— Start —
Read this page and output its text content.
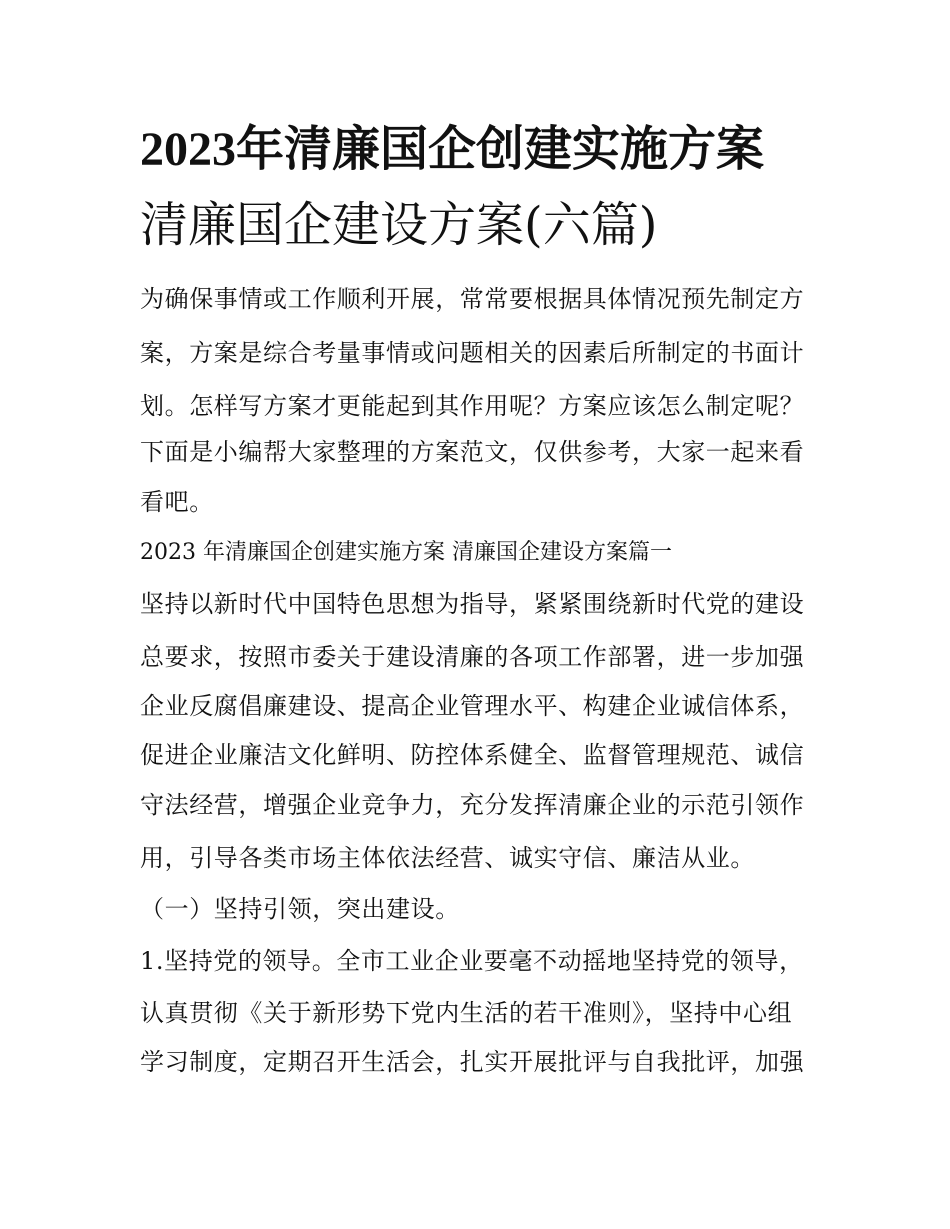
2023年清廉国企创建实施方案
清廉国企建设方案(六篇)
为确保事情或工作顺利开展，常常要根据具体情况预先制定方
案，方案是综合考量事情或问题相关的因素后所制定的书面计
划。怎样写方案才更能起到其作用呢？方案应该怎么制定呢？
下面是小编帮大家整理的方案范文，仅供参考，大家一起来看
看吧。
2023 年清廉国企创建实施方案 清廉国企建设方案篇一
坚持以新时代中国特色思想为指导，紧紧围绕新时代党的建设
总要求，按照市委关于建设清廉的各项工作部署，进一步加强
企业反腐倡廉建设、提高企业管理水平、构建企业诚信体系，
促进企业廉洁文化鲜明、防控体系健全、监督管理规范、诚信
守法经营，增强企业竞争力，充分发挥清廉企业的示范引领作
用，引导各类市场主体依法经营、诚实守信、廉洁从业。
（一）坚持引领，突出建设。
1.坚持党的领导。全市工业企业要毫不动摇地坚持党的领导，
认真贯彻《关于新形势下党内生活的若干准则》，坚持中心组
学习制度，定期召开生活会，扎实开展批评与自我批评，加强
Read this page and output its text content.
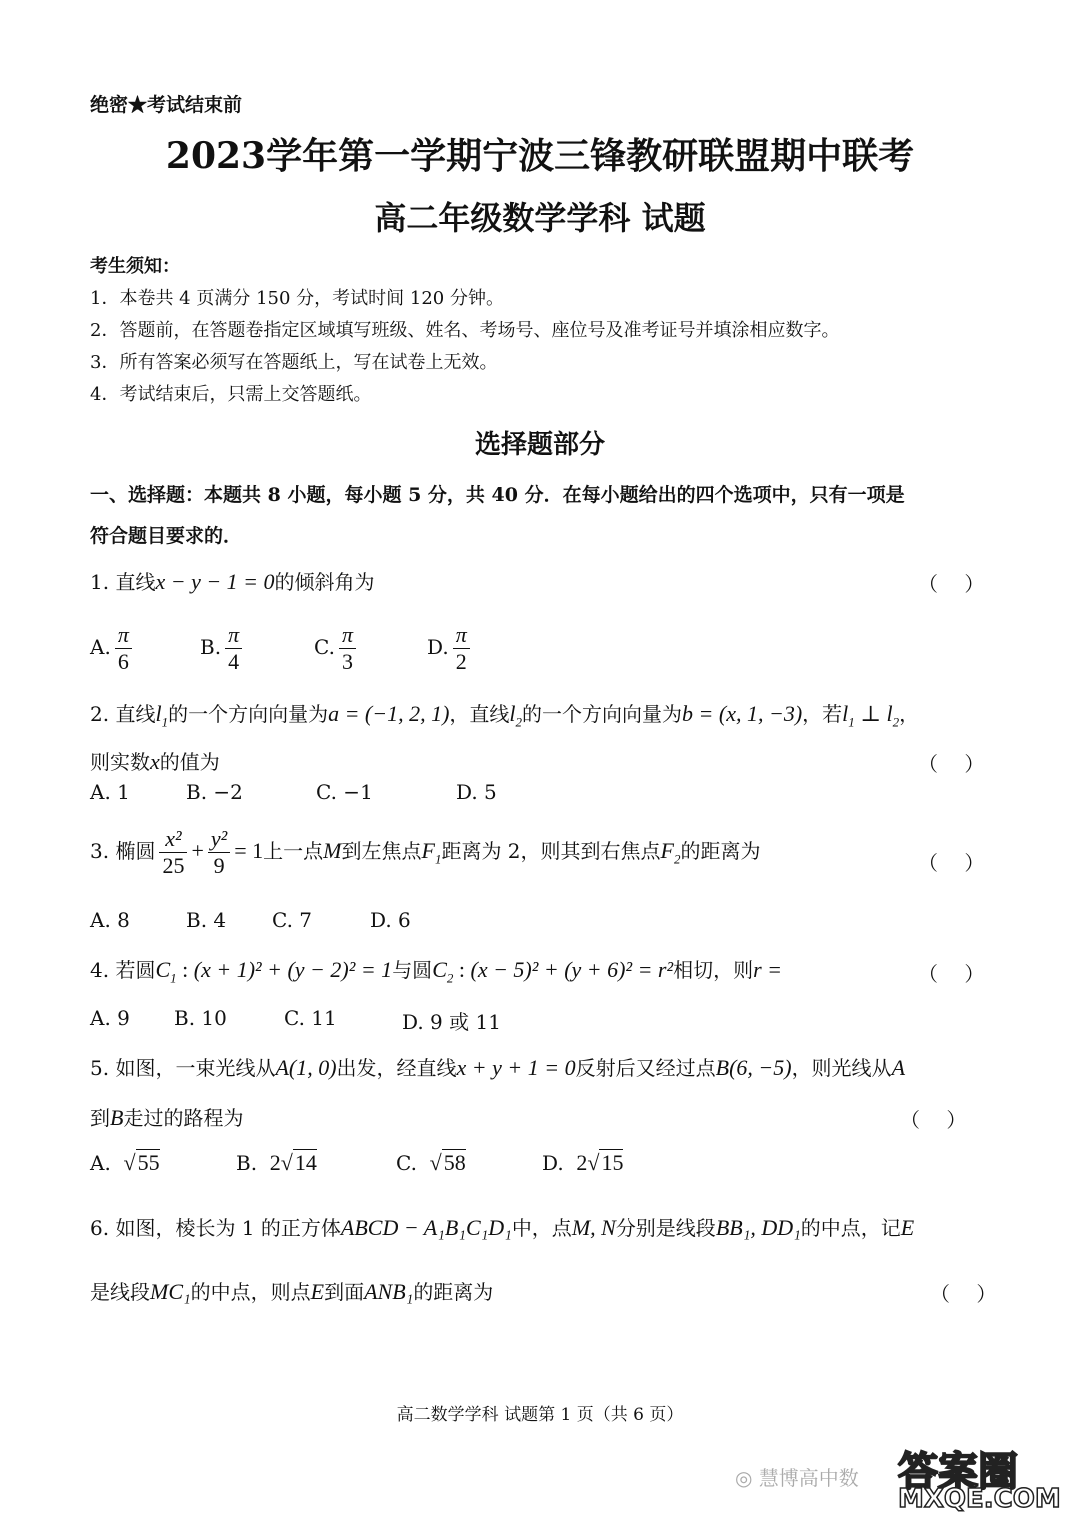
绝密★考试结束前
2023学年第一学期宁波三锋教研联盟期中联考
高二年级数学学科 试题
考生须知：
1．本卷共 4 页满分 150 分，考试时间 120 分钟。
2．答题前，在答题卷指定区域填写班级、姓名、考场号、座位号及准考证号并填涂相应数字。
3．所有答案必须写在答题纸上，写在试卷上无效。
4．考试结束后，只需上交答题纸。
选择题部分
一、选择题：本题共 8 小题，每小题 5 分，共 40 分．在每小题给出的四个选项中，只有一项是
符合题目要求的．
1. 直线x − y − 1 = 0的倾斜角为	（　 ）
A. $\frac{\pi}{6}$	B. $\frac{\pi}{4}$	C. $\frac{\pi}{3}$	D. $\frac{\pi}{2}$
2. 直线$l_1$的一个方向向量为a = (−1, 2, 1)，直线$l_2$的一个方向向量为b = (x, 1, −3)，若$l_1$ ⊥ $l_2$，
则实数x的值为	（　 ）
A. 1	B. −2	C. −1	D. 5
3. 椭圆 $\frac{\text{x²}}{25} + \frac{\text{y²}}{9} = 1$上一点M到左焦点$F_1$距离为 2，则其到右焦点$F_2$的距离为	（　 ）
A. 8	B. 4 C. 7	D. 6
4. 若圆$C_1$ : (x + 1)² + (y − 2)² = 1与圆$C_2$ : (x − 5)² + (y + 6)² = r²相切，则r =	（　 ）
A. 9 B. 10	C. 11	D. 9 或 11
5. 如图，一束光线从A(1, 0)出发，经直线x + y + 1 = 0反射后又经过点B(6, −5)，则光线从A
到B走过的路程为	（　 ）
A. √55	B. 2√14	C. √58	D. 2√15
6. 如图，棱长为 1 的正方体ABCD − A₁B₁C₁D₁中，点M, N分别是线段BB₁, DD₁的中点，记E
是线段MC₁的中点，则点E到面ANB₁的距离为	（　 ）
高二数学学科 试题第 1 页（共 6 页）
◎ 慧博高中数 答案圈
MXQE.COM
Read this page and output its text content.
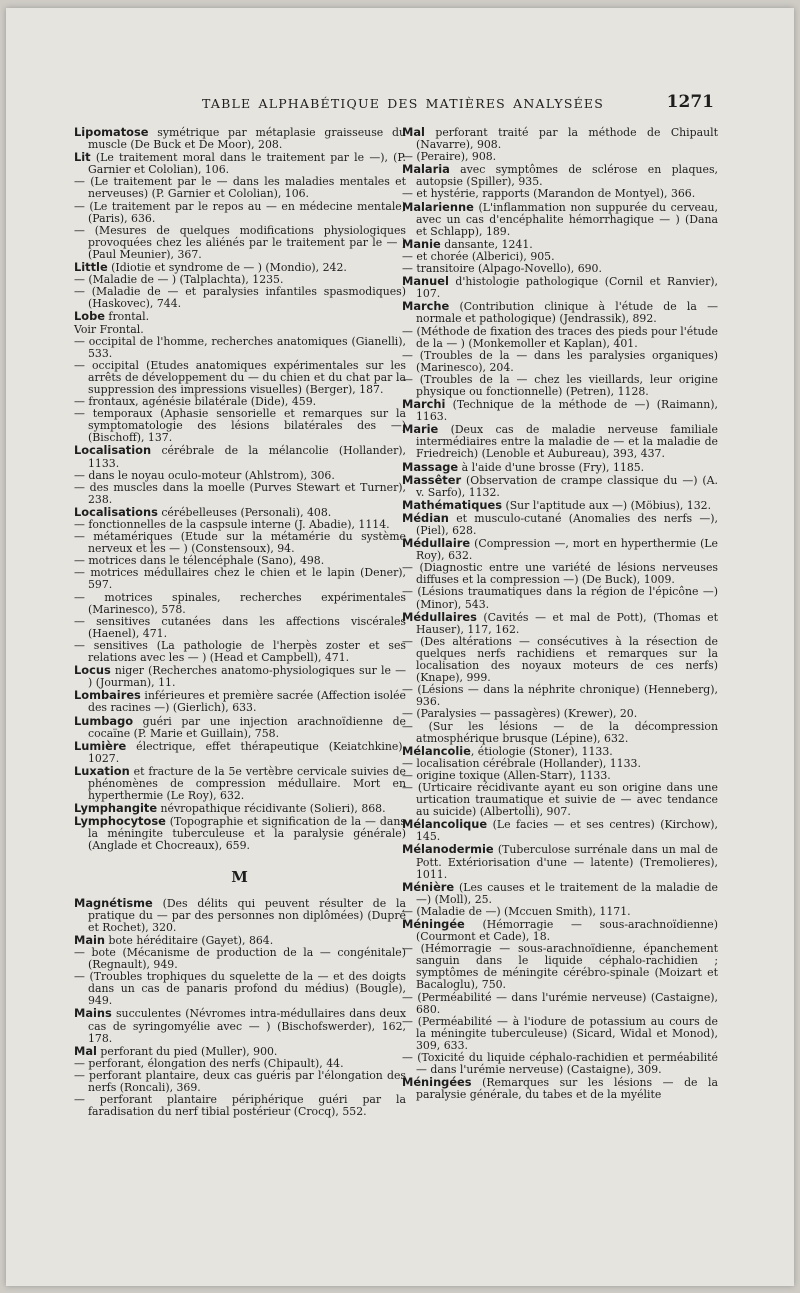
TABLE ALPHABÉTIQUE DES MATIÈRES ANALYSÉES	1271

Lipomatose symétrique par métaplasie graisseuse du muscle (De Buck et De Moor), 208.

Lit (Le traitement moral dans le traitement par le —), (P. Garnier et Cololian), 106.

— (Le traitement par le — dans les maladies mentales et nerveuses) (P. Garnier et Cololian), 106.

— (Le traitement par le repos au — en médecine mentale) (Paris), 636.

— (Mesures de quelques modifications physiologiques provoquées chez les aliénés par le traitement par le — ) (Paul Meunier), 367.

Little (Idiotie et syndrome de — ) (Mondio), 242.

— (Maladie de — ) (Talplachta), 1235.

— (Maladie de — et paralysies infantiles spasmodiques) (Haskovec), 744.

Lobe frontal.

Voir Frontal.

— occipital de l'homme, recherches anatomiques (Gianelli), 533.

— occipital (Etudes anatomiques expérimentales sur les arrêts de développement du — du chien et du chat par la suppression des impressions visuelles) (Berger), 187.

— frontaux, agénésie bilatérale (Dide), 459.

— temporaux (Aphasie sensorielle et remarques sur la symptomatologie des lésions bilatérales des —) (Bischoff), 137.

Localisation cérébrale de la mélancolie (Hollander), 1133.

— dans le noyau oculo-moteur (Ahlstrom), 306.

— des muscles dans la moelle (Purves Stewart et Turner), 238.

Localisations cérébelleuses (Personali), 408.

— fonctionnelles de la caspsule interne (J. Abadie), 1114.

— métamériques (Etude sur la métamérie du système nerveux et les — ) (Constensoux), 94.

— motrices dans le télencéphale (Sano), 498.

— motrices médullaires chez le chien et le lapin (Dener), 597.

— motrices spinales, recherches expérimentales (Marinesco), 578.

— sensitives cutanées dans les affections viscérales (Haenel), 471.

— sensitives (La pathologie de l'herpès zoster et ses relations avec les — ) (Head et Campbell), 471.

Locus niger (Recherches anatomo-physiologiques sur le — ) (Jourman), 11.

Lombaires inférieures et première sacrée (Affection isolée des racines —) (Gierlich), 633.

Lumbago guéri par une injection arachnoïdienne de cocaïne (P. Marie et Guillain), 758.

Lumière électrique, effet thérapeutique (Keiatchkine), 1027.

Luxation et fracture de la 5e vertèbre cervicale suivies de phénomènes de compression médullaire. Mort en hyperthermie (Le Roy), 632.

Lymphangite névropathique récidivante (Solieri), 868.

Lymphocytose (Topographie et signification de la — dans la méningite tuberculeuse et la paralysie générale) (Anglade et Chocreaux), 659.

M

Magnétisme (Des délits qui peuvent résulter de la pratique du — par des personnes non diplômées) (Dupré et Rochet), 320.

Main bote héréditaire (Gayet), 864.

— bote (Mécanisme de production de la — congénitale) (Regnault), 949.

— (Troubles trophiques du squelette de la — et des doigts dans un cas de panaris profond du médius) (Bougle), 949.

Mains succulentes (Névromes intra-médullaires dans deux cas de syringomyélie avec — ) (Bischofswerder), 162, 178.

Mal perforant du pied (Muller), 900.

— perforant, élongation des nerfs (Chipault), 44.

— perforant plantaire, deux cas guéris par l'élongation des nerfs (Roncali), 369.

— perforant plantaire périphérique guéri par la faradisation du nerf tibial postérieur (Crocq), 552.

Mal perforant traité par la méthode de Chipault (Navarre), 908.

— (Peraire), 908.

Malaria avec symptômes de sclérose en plaques, autopsie (Spiller), 935.

— et hystérie, rapports (Marandon de Montyel), 366.

Malarienne (L'inflammation non suppurée du cerveau, avec un cas d'encéphalite hémorrhagique — ) (Dana et Schlapp), 189.

Manie dansante, 1241.

— et chorée (Alberici), 905.

— transitoire (Alpago-Novello), 690.

Manuel d'histologie pathologique (Cornil et Ranvier), 107.

Marche (Contribution clinique à l'étude de la — normale et pathologique) (Jendrassik), 892.

— (Méthode de fixation des traces des pieds pour l'étude de la — ) (Monkemoller et Kaplan), 401.

— (Troubles de la — dans les paralysies organiques) (Marinesco), 204.

— (Troubles de la — chez les vieillards, leur origine physique ou fonctionnelle) (Petren), 1128.

Marchi (Technique de la méthode de —) (Raimann), 1163.

Marie (Deux cas de maladie nerveuse familiale intermédiaires entre la maladie de — et la maladie de Friedreich) (Lenoble et Aubureau), 393, 437.

Massage à l'aide d'une brosse (Fry), 1185.

Massêter (Observation de crampe classique du —) (A. v. Sarfo), 1132.

Mathématiques (Sur l'aptitude aux —) (Möbius), 132.

Médian et musculo-cutané (Anomalies des nerfs —), (Piel), 628.

Médullaire (Compression —, mort en hyperthermie (Le Roy), 632.

— (Diagnostic entre une variété de lésions nerveuses diffuses et la compression —) (De Buck), 1009.

— (Lésions traumatiques dans la région de l'épicône —) (Minor), 543.

Médullaires (Cavités — et mal de Pott), (Thomas et Hauser), 117, 162.

— (Des altérations — consécutives à la résection de quelques nerfs rachidiens et remarques sur la localisation des noyaux moteurs de ces nerfs) (Knape), 999.

— (Lésions — dans la néphrite chronique) (Henneberg), 936.

— (Paralysies — passagères) (Krewer), 20.

— (Sur les lésions — de la décompression atmosphérique brusque (Lépine), 632.

Mélancolie, étiologie (Stoner), 1133.

— localisation cérébrale (Hollander), 1133.

— origine toxique (Allen-Starr), 1133.

— (Urticaire récidivante ayant eu son origine dans une urtication traumatique et suivie de — avec tendance au suicide) (Albertolli), 907.

Mélancolique (Le facies — et ses centres) (Kirchow), 145.

Mélanodermie (Tuberculose surrénale dans un mal de Pott. Extériorisation d'une — latente) (Tremolieres), 1011.

Ménière (Les causes et le traitement de la maladie de —) (Moll), 25.

— (Maladie de —) (Mccuen Smith), 1171.

Méningée (Hémorragie — sous-arachnoïdienne) (Courmont et Cade), 18.

— (Hémorragie — sous-arachnoïdienne, épanchement sanguin dans le liquide céphalo-rachidien ; symptômes de méningite cérébro-spinale (Moizart et Bacaloglu), 750.

— (Perméabilité — dans l'urémie nerveuse) (Castaigne), 680.

— (Perméabilité — à l'iodure de potassium au cours de la méningite tuberculeuse) (Sicard, Widal et Monod), 309, 633.

— (Toxicité du liquide céphalo-rachidien et perméabilité — dans l'urémie nerveuse) (Castaigne), 309.

Méningées (Remarques sur les lésions — de la paralysie générale, du tabes et de la myélite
— End —
Instruction
Show all lines in the entries above where the string "sous" appears.

Solved problem
Méningée (Hémorragie — sous-arachnoïdienne) (Courmont et Cade), 18.
— (Hémorragie — sous-arachnoïdienne, épanchement sanguin dans le liquide céphalo-rachidien ; symptômes de méningite cérébro-spinale (Moizart et Bacaloglu), 750.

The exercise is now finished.